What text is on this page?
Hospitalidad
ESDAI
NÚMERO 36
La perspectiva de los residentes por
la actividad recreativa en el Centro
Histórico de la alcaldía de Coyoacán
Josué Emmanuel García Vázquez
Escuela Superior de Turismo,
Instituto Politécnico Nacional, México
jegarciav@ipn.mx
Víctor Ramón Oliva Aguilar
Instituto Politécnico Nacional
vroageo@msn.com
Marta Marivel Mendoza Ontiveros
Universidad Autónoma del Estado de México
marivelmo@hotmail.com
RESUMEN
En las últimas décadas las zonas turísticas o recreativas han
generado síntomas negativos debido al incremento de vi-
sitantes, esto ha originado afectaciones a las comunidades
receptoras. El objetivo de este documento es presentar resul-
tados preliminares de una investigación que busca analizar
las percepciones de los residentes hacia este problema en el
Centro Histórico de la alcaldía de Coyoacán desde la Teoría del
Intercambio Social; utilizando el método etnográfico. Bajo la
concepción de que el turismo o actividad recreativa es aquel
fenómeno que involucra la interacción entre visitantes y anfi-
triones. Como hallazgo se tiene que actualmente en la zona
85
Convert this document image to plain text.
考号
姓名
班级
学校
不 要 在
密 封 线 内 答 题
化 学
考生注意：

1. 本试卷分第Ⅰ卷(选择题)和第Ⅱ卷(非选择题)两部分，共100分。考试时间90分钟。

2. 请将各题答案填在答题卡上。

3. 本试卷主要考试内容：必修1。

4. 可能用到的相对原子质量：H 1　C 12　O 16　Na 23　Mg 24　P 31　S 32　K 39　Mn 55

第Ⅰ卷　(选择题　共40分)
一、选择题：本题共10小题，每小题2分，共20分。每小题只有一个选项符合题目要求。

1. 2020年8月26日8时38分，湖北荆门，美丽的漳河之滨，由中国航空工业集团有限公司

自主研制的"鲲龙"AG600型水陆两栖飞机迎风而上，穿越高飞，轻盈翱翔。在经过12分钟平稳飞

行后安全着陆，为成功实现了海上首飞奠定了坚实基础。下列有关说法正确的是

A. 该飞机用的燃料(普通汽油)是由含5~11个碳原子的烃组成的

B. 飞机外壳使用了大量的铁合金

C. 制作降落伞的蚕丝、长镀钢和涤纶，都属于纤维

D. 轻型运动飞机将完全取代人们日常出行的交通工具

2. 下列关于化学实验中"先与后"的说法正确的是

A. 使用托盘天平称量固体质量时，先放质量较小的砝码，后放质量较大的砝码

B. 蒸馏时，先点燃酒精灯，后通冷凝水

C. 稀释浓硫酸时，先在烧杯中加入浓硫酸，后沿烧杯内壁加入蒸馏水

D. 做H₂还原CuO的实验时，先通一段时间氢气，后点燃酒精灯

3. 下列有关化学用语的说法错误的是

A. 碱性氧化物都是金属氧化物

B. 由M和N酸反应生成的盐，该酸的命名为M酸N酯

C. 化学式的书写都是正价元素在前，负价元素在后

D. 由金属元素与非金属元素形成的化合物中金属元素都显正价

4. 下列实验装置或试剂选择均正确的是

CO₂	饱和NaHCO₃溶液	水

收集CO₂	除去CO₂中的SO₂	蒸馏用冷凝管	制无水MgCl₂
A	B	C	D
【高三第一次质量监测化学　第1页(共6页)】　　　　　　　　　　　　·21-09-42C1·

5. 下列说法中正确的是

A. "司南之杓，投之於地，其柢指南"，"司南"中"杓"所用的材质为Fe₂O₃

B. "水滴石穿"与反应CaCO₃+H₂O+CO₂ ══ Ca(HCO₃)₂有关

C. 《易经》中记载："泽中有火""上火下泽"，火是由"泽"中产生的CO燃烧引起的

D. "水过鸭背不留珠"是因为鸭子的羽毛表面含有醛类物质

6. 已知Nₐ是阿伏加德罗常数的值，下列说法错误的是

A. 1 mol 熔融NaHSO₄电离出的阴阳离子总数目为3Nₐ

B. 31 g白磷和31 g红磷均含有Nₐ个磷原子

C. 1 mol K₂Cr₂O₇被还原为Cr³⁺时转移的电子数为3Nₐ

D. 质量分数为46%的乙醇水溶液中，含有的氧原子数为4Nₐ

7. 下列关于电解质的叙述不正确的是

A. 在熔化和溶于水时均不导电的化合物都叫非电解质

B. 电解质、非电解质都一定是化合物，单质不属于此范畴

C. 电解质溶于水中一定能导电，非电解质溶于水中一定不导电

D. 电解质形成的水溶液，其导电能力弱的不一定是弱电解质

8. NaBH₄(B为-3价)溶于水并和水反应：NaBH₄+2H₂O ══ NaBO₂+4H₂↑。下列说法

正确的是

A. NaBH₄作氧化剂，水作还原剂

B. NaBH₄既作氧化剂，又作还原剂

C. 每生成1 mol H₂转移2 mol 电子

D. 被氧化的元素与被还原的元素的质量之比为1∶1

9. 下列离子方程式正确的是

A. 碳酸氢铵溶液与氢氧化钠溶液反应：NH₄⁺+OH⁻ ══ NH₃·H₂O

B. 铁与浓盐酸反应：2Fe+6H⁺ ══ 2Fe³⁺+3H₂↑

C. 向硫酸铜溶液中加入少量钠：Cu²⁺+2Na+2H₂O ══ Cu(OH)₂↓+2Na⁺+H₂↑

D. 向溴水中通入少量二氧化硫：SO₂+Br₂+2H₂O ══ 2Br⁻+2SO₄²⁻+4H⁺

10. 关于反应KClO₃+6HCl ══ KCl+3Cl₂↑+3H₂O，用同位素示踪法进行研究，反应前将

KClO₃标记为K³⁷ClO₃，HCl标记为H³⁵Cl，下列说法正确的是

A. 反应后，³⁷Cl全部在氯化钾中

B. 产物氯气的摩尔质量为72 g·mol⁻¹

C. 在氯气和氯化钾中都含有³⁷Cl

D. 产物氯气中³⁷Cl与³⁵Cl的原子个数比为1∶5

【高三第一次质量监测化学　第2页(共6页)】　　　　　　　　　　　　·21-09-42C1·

================================

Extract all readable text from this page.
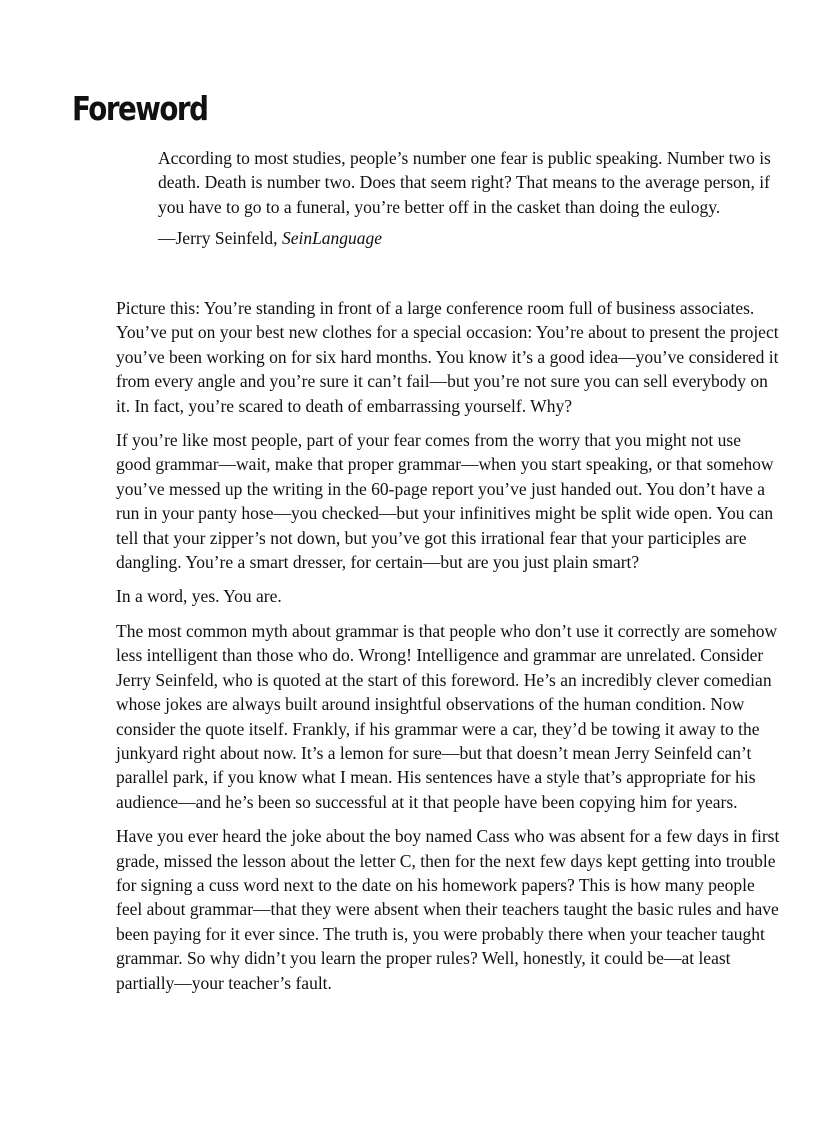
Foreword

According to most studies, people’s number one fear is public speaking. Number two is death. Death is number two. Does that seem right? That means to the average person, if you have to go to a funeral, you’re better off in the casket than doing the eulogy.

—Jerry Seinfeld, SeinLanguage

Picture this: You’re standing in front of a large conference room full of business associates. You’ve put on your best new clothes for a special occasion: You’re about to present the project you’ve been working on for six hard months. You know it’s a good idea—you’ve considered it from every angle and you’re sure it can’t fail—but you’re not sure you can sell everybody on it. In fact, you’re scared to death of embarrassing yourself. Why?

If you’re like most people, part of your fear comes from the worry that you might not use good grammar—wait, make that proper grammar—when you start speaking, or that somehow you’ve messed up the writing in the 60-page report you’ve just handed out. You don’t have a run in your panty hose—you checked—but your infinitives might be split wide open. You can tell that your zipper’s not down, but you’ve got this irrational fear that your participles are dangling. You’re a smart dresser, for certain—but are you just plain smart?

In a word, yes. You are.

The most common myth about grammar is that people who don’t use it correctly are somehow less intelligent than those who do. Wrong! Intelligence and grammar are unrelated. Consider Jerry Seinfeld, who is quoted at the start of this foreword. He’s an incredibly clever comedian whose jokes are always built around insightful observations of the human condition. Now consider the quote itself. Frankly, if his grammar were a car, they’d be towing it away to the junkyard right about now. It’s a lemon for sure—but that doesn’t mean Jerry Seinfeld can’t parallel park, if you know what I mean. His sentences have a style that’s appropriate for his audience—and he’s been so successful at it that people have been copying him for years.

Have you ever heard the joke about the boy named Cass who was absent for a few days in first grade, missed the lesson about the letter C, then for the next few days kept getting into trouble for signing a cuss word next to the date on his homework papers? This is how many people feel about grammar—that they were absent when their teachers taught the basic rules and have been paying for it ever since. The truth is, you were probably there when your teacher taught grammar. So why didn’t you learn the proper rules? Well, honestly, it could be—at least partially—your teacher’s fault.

================================

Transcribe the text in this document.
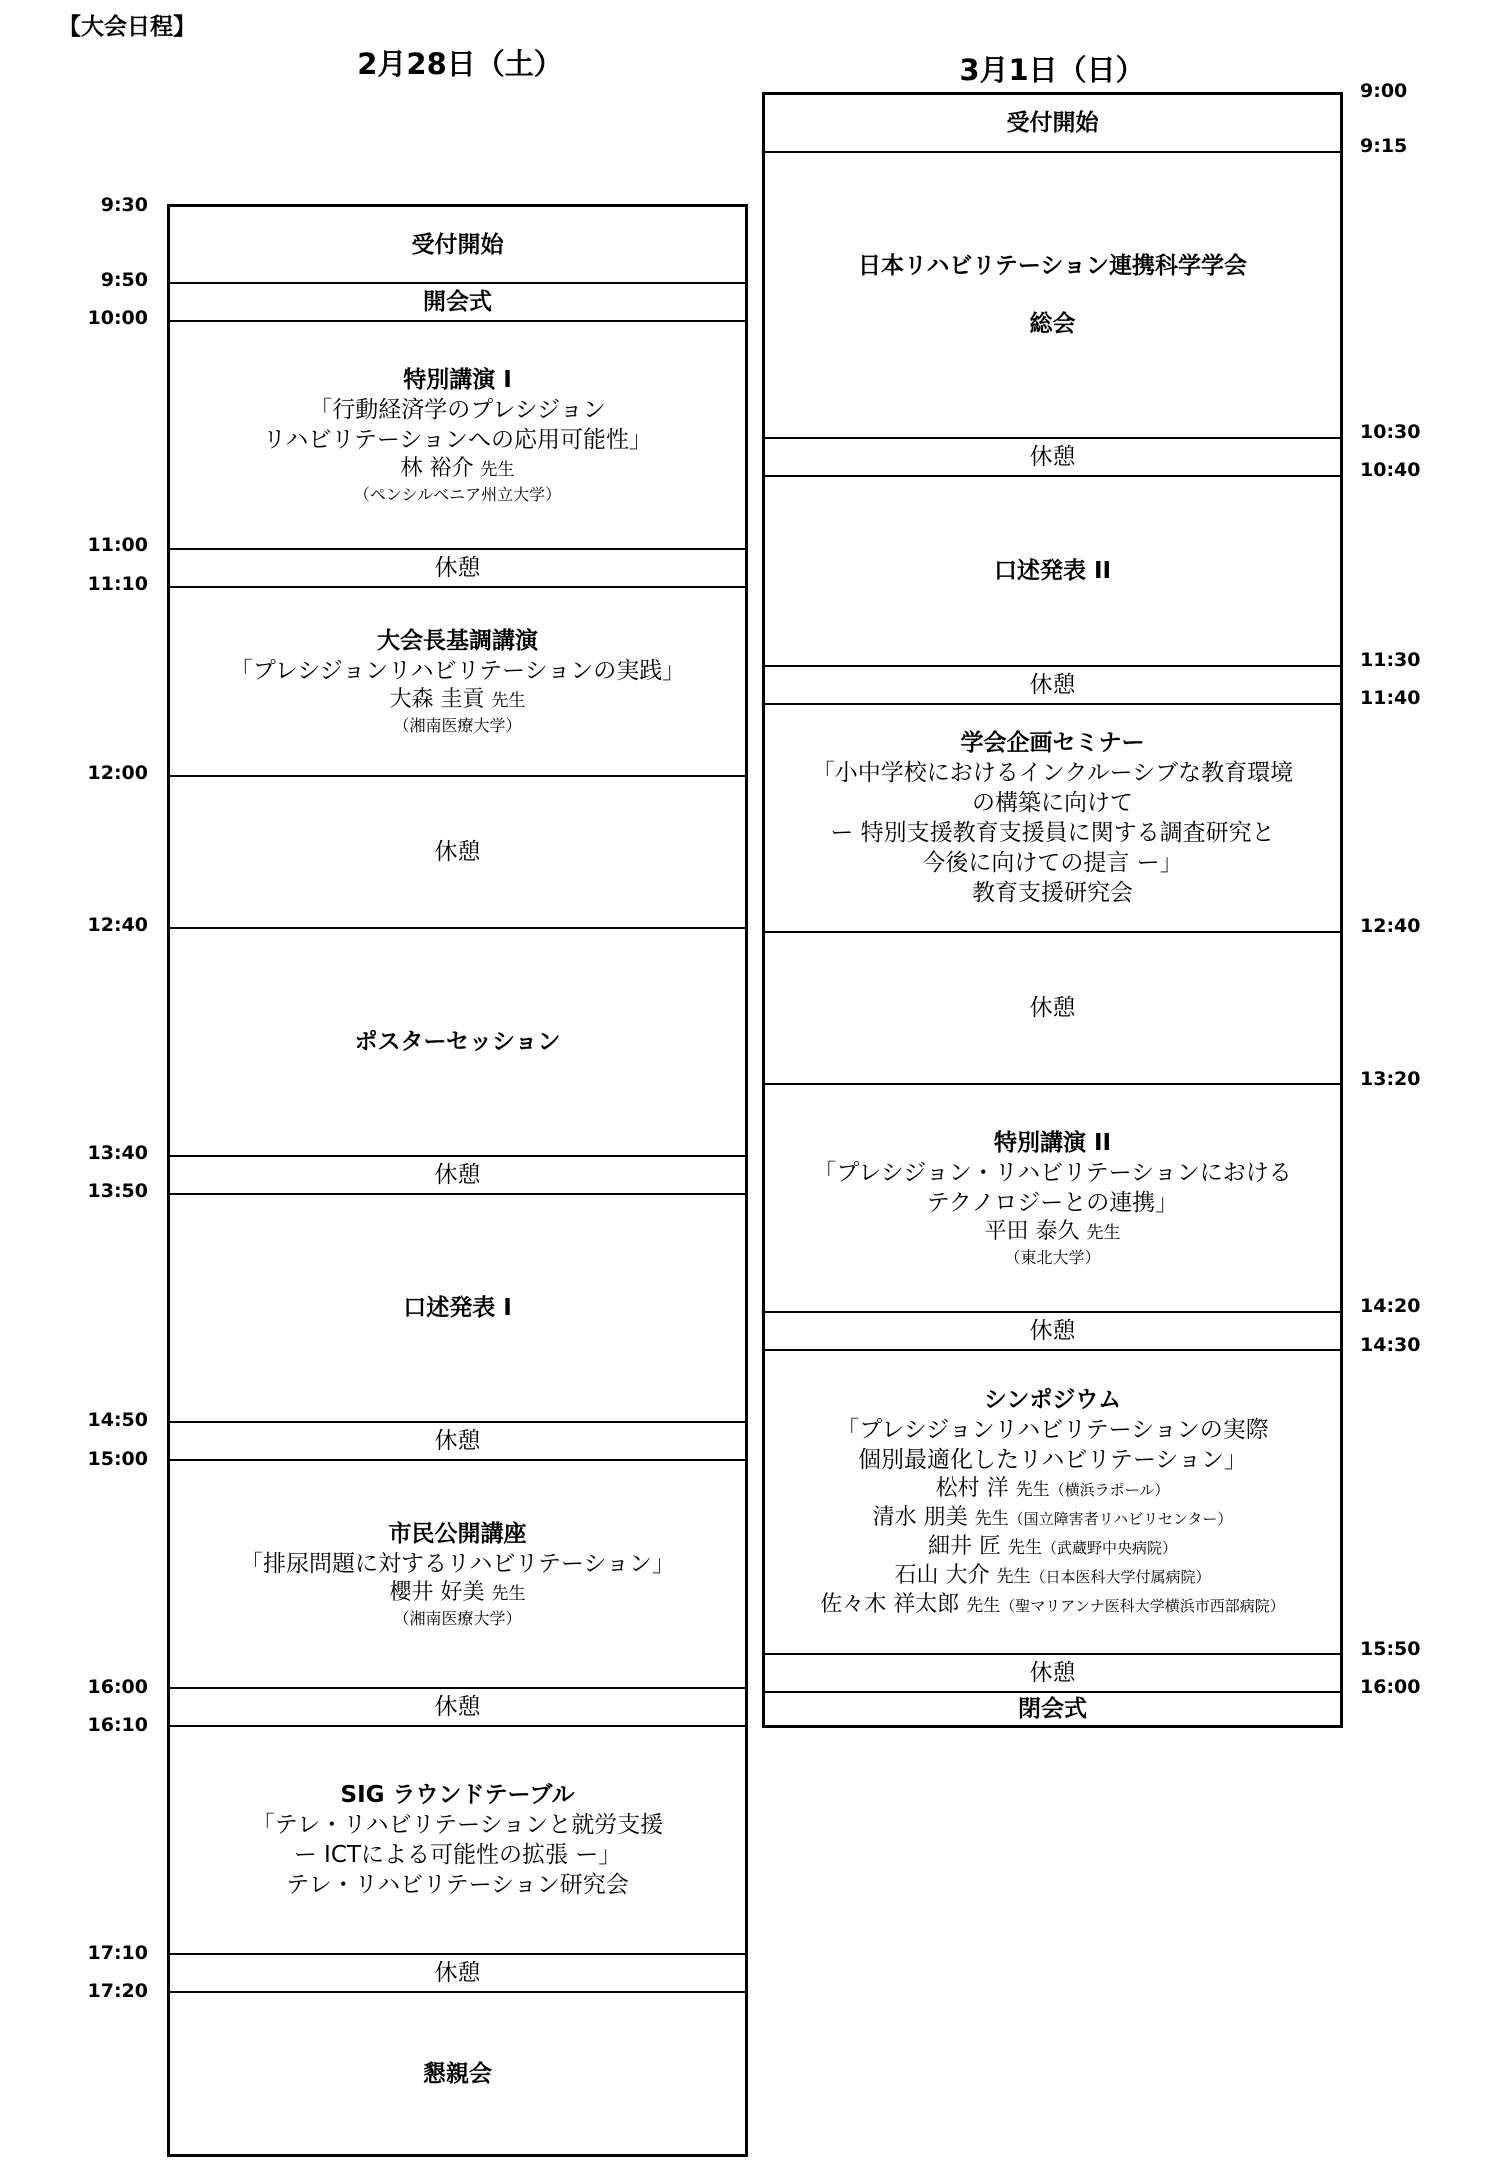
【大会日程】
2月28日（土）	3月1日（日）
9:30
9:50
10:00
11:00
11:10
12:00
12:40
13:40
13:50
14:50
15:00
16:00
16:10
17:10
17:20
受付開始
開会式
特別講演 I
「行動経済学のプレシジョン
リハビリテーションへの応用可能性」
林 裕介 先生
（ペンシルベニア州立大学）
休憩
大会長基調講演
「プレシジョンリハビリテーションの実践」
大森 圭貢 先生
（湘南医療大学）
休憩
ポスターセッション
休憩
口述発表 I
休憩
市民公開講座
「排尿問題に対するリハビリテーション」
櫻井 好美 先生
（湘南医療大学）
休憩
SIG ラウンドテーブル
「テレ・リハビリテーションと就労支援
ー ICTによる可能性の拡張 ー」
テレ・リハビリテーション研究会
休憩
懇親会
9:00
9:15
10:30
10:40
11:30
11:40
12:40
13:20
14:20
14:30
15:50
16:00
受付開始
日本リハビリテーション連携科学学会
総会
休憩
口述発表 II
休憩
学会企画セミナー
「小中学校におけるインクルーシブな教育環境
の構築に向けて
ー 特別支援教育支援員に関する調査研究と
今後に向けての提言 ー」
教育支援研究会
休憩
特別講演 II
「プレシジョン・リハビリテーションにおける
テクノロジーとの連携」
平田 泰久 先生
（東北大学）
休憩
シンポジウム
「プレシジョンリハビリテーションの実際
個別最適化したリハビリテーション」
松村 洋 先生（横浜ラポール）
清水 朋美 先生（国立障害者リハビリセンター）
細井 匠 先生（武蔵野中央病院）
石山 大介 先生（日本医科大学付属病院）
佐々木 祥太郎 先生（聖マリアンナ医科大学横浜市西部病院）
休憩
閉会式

================================

| Task directions |
Copy out all lines that carry the word "Histórico".

| Exercise result |
Histórico de la alcaldía de Coyoacán
Centro Histórico de la alcaldía de Coyoacán desde la Teoría del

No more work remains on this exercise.